The task: Every record must be repeated exactly, with no omission.

Excerpt from a dataset:
_____

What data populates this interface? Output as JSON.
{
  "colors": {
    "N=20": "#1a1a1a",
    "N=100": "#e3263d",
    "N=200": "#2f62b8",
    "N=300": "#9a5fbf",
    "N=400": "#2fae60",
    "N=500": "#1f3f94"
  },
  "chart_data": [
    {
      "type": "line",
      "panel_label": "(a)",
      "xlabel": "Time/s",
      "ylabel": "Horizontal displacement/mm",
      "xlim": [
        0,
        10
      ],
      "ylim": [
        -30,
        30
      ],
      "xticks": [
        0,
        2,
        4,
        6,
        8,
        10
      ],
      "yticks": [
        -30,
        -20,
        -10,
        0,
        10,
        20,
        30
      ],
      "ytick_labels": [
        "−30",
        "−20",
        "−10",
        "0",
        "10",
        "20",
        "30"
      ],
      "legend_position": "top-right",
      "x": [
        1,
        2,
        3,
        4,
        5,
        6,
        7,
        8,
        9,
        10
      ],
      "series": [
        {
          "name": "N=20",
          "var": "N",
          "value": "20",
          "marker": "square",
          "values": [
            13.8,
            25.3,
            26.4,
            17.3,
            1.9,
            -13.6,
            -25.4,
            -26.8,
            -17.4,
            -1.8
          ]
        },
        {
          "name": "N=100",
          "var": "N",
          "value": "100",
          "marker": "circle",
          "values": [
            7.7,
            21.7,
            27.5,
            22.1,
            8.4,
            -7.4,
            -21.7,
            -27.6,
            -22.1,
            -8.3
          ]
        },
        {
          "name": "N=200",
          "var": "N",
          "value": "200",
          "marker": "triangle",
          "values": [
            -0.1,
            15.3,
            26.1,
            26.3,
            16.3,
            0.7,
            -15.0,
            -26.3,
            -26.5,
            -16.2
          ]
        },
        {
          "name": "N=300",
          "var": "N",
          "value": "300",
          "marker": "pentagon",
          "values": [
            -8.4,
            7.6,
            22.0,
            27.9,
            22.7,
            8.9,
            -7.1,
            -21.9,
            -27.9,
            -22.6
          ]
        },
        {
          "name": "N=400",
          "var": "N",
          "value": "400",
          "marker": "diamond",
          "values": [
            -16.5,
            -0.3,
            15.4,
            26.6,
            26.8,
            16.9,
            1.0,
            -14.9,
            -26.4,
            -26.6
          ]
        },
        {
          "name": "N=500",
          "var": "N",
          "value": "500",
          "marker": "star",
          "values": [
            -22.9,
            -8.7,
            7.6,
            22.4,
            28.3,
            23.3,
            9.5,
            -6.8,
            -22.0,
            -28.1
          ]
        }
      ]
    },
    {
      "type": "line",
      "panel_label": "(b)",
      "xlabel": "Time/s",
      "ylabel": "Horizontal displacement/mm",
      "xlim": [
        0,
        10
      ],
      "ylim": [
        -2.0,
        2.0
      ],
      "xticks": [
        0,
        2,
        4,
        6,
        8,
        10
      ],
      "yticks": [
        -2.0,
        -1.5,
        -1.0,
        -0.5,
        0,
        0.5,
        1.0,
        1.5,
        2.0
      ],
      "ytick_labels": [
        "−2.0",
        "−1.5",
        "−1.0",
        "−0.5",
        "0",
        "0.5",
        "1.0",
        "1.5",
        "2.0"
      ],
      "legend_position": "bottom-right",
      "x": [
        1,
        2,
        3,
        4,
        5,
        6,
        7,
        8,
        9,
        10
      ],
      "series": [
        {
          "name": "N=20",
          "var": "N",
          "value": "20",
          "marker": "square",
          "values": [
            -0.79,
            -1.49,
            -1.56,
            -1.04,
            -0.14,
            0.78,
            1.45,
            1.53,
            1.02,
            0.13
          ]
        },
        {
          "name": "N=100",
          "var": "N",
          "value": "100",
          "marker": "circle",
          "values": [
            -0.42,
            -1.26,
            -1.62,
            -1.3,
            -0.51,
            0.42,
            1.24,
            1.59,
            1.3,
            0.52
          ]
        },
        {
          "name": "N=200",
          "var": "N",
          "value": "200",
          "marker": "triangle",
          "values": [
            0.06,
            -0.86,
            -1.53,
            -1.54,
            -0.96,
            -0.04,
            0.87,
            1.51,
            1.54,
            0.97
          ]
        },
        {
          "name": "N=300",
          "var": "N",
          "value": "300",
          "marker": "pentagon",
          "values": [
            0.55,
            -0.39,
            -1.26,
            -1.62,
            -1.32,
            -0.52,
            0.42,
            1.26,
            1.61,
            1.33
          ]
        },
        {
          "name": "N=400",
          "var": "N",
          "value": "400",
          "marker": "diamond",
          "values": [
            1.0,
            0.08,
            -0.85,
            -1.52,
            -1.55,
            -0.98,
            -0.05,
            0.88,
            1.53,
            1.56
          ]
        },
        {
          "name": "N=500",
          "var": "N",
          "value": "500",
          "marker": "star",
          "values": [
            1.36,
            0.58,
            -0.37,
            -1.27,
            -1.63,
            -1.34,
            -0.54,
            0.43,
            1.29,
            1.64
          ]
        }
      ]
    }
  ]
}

_____

Finished answer:
What data populates this interface? Output as JSON.
{
  "colors": {
    "N=20": "#1a1a1a",
    "N=100": "#e3263d",
    "N=200": "#2f62b8",
    "N=300": "#9a5fbf",
    "N=400": "#2fae60",
    "N=500": "#1f3f94"
  },
  "chart_data": [
    {
      "type": "line",
      "panel_label": "(a)",
      "xlabel": "Time/s",
      "ylabel": "Horizontal displacement/mm",
      "xlim": [
        0,
        10
      ],
      "ylim": [
        -30,
        30
      ],
      "xticks": [
        0,
        2,
        4,
        6,
        8,
        10
      ],
      "yticks": [
        -30,
        -20,
        -10,
        0,
        10,
        20,
        30
      ],
      "ytick_labels": [
        "−30",
        "−20",
        "−10",
        "0",
        "10",
        "20",
        "30"
      ],
      "legend_position": "top-right",
      "x": [
        1,
        2,
        3,
        4,
        5,
        6,
        7,
        8,
        9,
        10
      ],
      "series": [
        {
          "name": "N=20",
          "var": "N",
          "value": "20",
          "marker": "square",
          "values": [
            13.8,
            25.3,
            26.4,
            17.3,
            1.9,
            -13.6,
            -25.4,
            -26.8,
            -17.4,
            -1.8
          ]
        },
        {
          "name": "N=100",
          "var": "N",
          "value": "100",
          "marker": "circle",
          "values": [
            7.7,
            21.7,
            27.5,
            22.1,
            8.4,
            -7.4,
            -21.7,
            -27.6,
            -22.1,
            -8.3
          ]
        },
        {
          "name": "N=200",
          "var": "N",
          "value": "200",
          "marker": "triangle",
          "values": [
            -0.1,
            15.3,
            26.1,
            26.3,
            16.3,
            0.7,
            -15.0,
            -26.3,
            -26.5,
            -16.2
          ]
        },
        {
          "name": "N=300",
          "var": "N",
          "value": "300",
          "marker": "pentagon",
          "values": [
            -8.4,
            7.6,
            22.0,
            27.9,
            22.7,
            8.9,
            -7.1,
            -21.9,
            -27.9,
            -22.6
          ]
        },
        {
          "name": "N=400",
          "var": "N",
          "value": "400",
          "marker": "diamond",
          "values": [
            -16.5,
            -0.3,
            15.4,
            26.6,
            26.8,
            16.9,
            1.0,
            -14.9,
            -26.4,
            -26.6
          ]
        },
        {
          "name": "N=500",
          "var": "N",
          "value": "500",
          "marker": "star",
          "values": [
            -22.9,
            -8.7,
            7.6,
            22.4,
            28.3,
            23.3,
            9.5,
            -6.8,
            -22.0,
            -28.1
          ]
        }
      ]
    },
    {
      "type": "line",
      "panel_label": "(b)",
      "xlabel": "Time/s",
      "ylabel": "Horizontal displacement/mm",
      "xlim": [
        0,
        10
      ],
      "ylim": [
        -2.0,
        2.0
      ],
      "xticks": [
        0,
        2,
        4,
        6,
        8,
        10
      ],
      "yticks": [
        -2.0,
        -1.5,
        -1.0,
        -0.5,
        0,
        0.5,
        1.0,
        1.5,
        2.0
      ],
      "ytick_labels": [
        "−2.0",
        "−1.5",
        "−1.0",
        "−0.5",
        "0",
        "0.5",
        "1.0",
        "1.5",
        "2.0"
      ],
      "legend_position": "bottom-right",
      "x": [
        1,
        2,
        3,
        4,
        5,
        6,
        7,
        8,
        9,
        10
      ],
      "series": [
        {
          "name": "N=20",
          "var": "N",
          "value": "20",
          "marker": "square",
          "values": [
            -0.79,
            -1.49,
            -1.56,
            -1.04,
            -0.14,
            0.78,
            1.45,
            1.53,
            1.02,
            0.13
          ]
        },
        {
          "name": "N=100",
          "var": "N",
          "value": "100",
          "marker": "circle",
          "values": [
            -0.42,
            -1.26,
            -1.62,
            -1.3,
            -0.51,
            0.42,
            1.24,
            1.59,
            1.3,
            0.52
          ]
        },
        {
          "name": "N=200",
          "var": "N",
          "value": "200",
          "marker": "triangle",
          "values": [
            0.06,
            -0.86,
            -1.53,
            -1.54,
            -0.96,
            -0.04,
            0.87,
            1.51,
            1.54,
            0.97
          ]
        },
        {
          "name": "N=300",
          "var": "N",
          "value": "300",
          "marker": "pentagon",
          "values": [
            0.55,
            -0.39,
            -1.26,
            -1.62,
            -1.32,
            -0.52,
            0.42,
            1.26,
            1.61,
            1.33
          ]
        },
        {
          "name": "N=400",
          "var": "N",
          "value": "400",
          "marker": "diamond",
          "values": [
            1.0,
            0.08,
            -0.85,
            -1.52,
            -1.55,
            -0.98,
            -0.05,
            0.88,
            1.53,
            1.56
          ]
        },
        {
          "name": "N=500",
          "var": "N",
          "value": "500",
          "marker": "star",
          "values": [
            1.36,
            0.58,
            -0.37,
            -1.27,
            -1.63,
            -1.34,
            -0.54,
            0.43,
            1.29,
            1.64
          ]
        }
      ]
    }
  ]
}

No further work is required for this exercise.